SUPPLIED DATA:
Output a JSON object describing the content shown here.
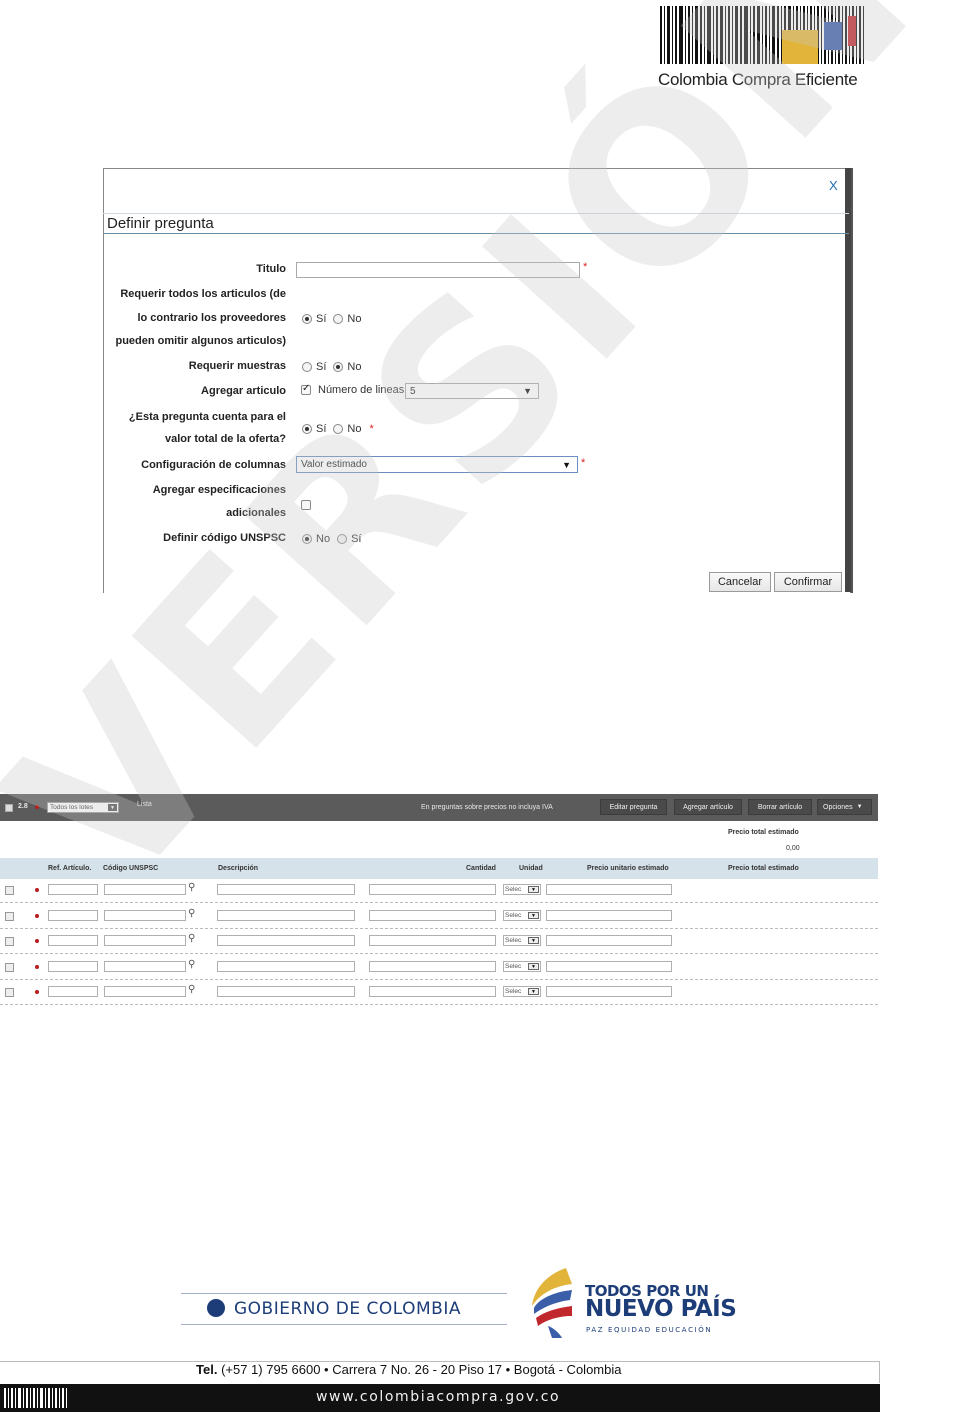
{
  "header": {
    "logo_text": "Colombia Compra Eficiente"
  },
  "watermark": {
    "text": "VERSIÓN PRELIMINAR"
  },
  "dialog": {
    "close_label": "X",
    "title": "Definir pregunta",
    "titulo": {
      "label": "Titulo",
      "value": ""
    },
    "requerir_articulos": {
      "label_line1": "Requerir todos los articulos (de",
      "label_line2": "lo contrario los proveedores",
      "label_line3": "pueden omitir algunos articulos)",
      "opt_si": "Sí",
      "opt_no": "No",
      "selected": "si"
    },
    "requerir_muestras": {
      "label": "Requerir muestras",
      "opt_si": "Sí",
      "opt_no": "No",
      "selected": "no"
    },
    "agregar_articulo": {
      "label": "Agregar articulo",
      "checked": true,
      "lineas_label": "Número de lineas",
      "lineas_value": "5"
    },
    "cuenta_valor": {
      "label_line1": "¿Esta pregunta cuenta para el",
      "label_line2": "valor total de la oferta?",
      "opt_si": "Sí",
      "opt_no": "No",
      "selected": "si"
    },
    "config_columnas": {
      "label": "Configuración de columnas",
      "value": "Valor estimado"
    },
    "especificaciones": {
      "label_line1": "Agregar especificaciones",
      "label_line2": "adicionales",
      "checked": false
    },
    "unspsc": {
      "label": "Definir código UNSPSC",
      "opt_no": "No",
      "opt_si": "Sí",
      "selected": "no"
    },
    "required_mark": "*",
    "cancel_label": "Cancelar",
    "confirm_label": "Confirmar"
  },
  "table": {
    "toolbar": {
      "item_number": "2.8",
      "lote_select": "Todos los lotes",
      "lista_label": "Lista",
      "iva_note": "En preguntas sobre precios no incluya IVA",
      "edit_label": "Editar pregunta",
      "add_label": "Agregar artículo",
      "delete_label": "Borrar artículo",
      "options_label": "Opciones"
    },
    "total_label": "Precio total estimado",
    "total_value": "0,00",
    "columns": {
      "ref": "Ref. Artículo.",
      "unspsc": "Código UNSPSC",
      "descripcion": "Descripción",
      "cantidad": "Cantidad",
      "unidad": "Unidad",
      "precio_unitario": "Precio unitario estimado",
      "precio_total": "Precio total estimado"
    },
    "unit_placeholder": "Selec",
    "row_count": 5
  },
  "footer": {
    "gobierno": "GOBIERNO DE COLOMBIA",
    "todos_line1": "TODOS POR UN",
    "todos_line2": "NUEVO PAÍS",
    "todos_line3": "PAZ EQUIDAD EDUCACIÓN",
    "contact_bold": "Tel.",
    "contact_rest": "(+57 1) 795 6600 • Carrera 7 No. 26 - 20 Piso 17 • Bogotá - Colombia",
    "url": "www.colombiacompra.gov.co"
  },
  "colors": {
    "brand_yellow": "#e2b43a",
    "brand_blue": "#3a5ea8",
    "brand_red": "#c0282e",
    "toolbar": "#5b5b5b",
    "header_row": "#d6e2ea"
  }
}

GIVEN REQUEST:
Return the entries unchanged, save for the pictures, which do not belong in the copy.

EXPECTED OUTPUT:
Output a JSON object describing the content shown here.
{
  "header": {
    "logo_text": "Colombia Compra Eficiente"
  },
  "watermark": {
    "text": "VERSIÓN PRELIMINAR"
  },
  "dialog": {
    "close_label": "X",
    "title": "Definir pregunta",
    "titulo": {
      "label": "Titulo",
      "value": ""
    },
    "requerir_articulos": {
      "label_line1": "Requerir todos los articulos (de",
      "label_line2": "lo contrario los proveedores",
      "label_line3": "pueden omitir algunos articulos)",
      "opt_si": "Sí",
      "opt_no": "No",
      "selected": "si"
    },
    "requerir_muestras": {
      "label": "Requerir muestras",
      "opt_si": "Sí",
      "opt_no": "No",
      "selected": "no"
    },
    "agregar_articulo": {
      "label": "Agregar articulo",
      "checked": true,
      "lineas_label": "Número de lineas",
      "lineas_value": "5"
    },
    "cuenta_valor": {
      "label_line1": "¿Esta pregunta cuenta para el",
      "label_line2": "valor total de la oferta?",
      "opt_si": "Sí",
      "opt_no": "No",
      "selected": "si"
    },
    "config_columnas": {
      "label": "Configuración de columnas",
      "value": "Valor estimado"
    },
    "especificaciones": {
      "label_line1": "Agregar especificaciones",
      "label_line2": "adicionales",
      "checked": false
    },
    "unspsc": {
      "label": "Definir código UNSPSC",
      "opt_no": "No",
      "opt_si": "Sí",
      "selected": "no"
    },
    "required_mark": "*",
    "cancel_label": "Cancelar",
    "confirm_label": "Confirmar"
  },
  "table": {
    "toolbar": {
      "item_number": "2.8",
      "lote_select": "Todos los lotes",
      "lista_label": "Lista",
      "iva_note": "En preguntas sobre precios no incluya IVA",
      "edit_label": "Editar pregunta",
      "add_label": "Agregar artículo",
      "delete_label": "Borrar artículo",
      "options_label": "Opciones"
    },
    "total_label": "Precio total estimado",
    "total_value": "0,00",
    "columns": {
      "ref": "Ref. Artículo.",
      "unspsc": "Código UNSPSC",
      "descripcion": "Descripción",
      "cantidad": "Cantidad",
      "unidad": "Unidad",
      "precio_unitario": "Precio unitario estimado",
      "precio_total": "Precio total estimado"
    },
    "unit_placeholder": "Selec",
    "row_count": 5
  },
  "footer": {
    "gobierno": "GOBIERNO DE COLOMBIA",
    "todos_line1": "TODOS POR UN",
    "todos_line2": "NUEVO PAÍS",
    "todos_line3": "PAZ EQUIDAD EDUCACIÓN",
    "contact_bold": "Tel.",
    "contact_rest": "(+57 1) 795 6600 • Carrera 7 No. 26 - 20 Piso 17 • Bogotá - Colombia",
    "url": "www.colombiacompra.gov.co"
  },
  "colors": {
    "brand_yellow": "#e2b43a",
    "brand_blue": "#3a5ea8",
    "brand_red": "#c0282e",
    "toolbar": "#5b5b5b",
    "header_row": "#d6e2ea"
  }
}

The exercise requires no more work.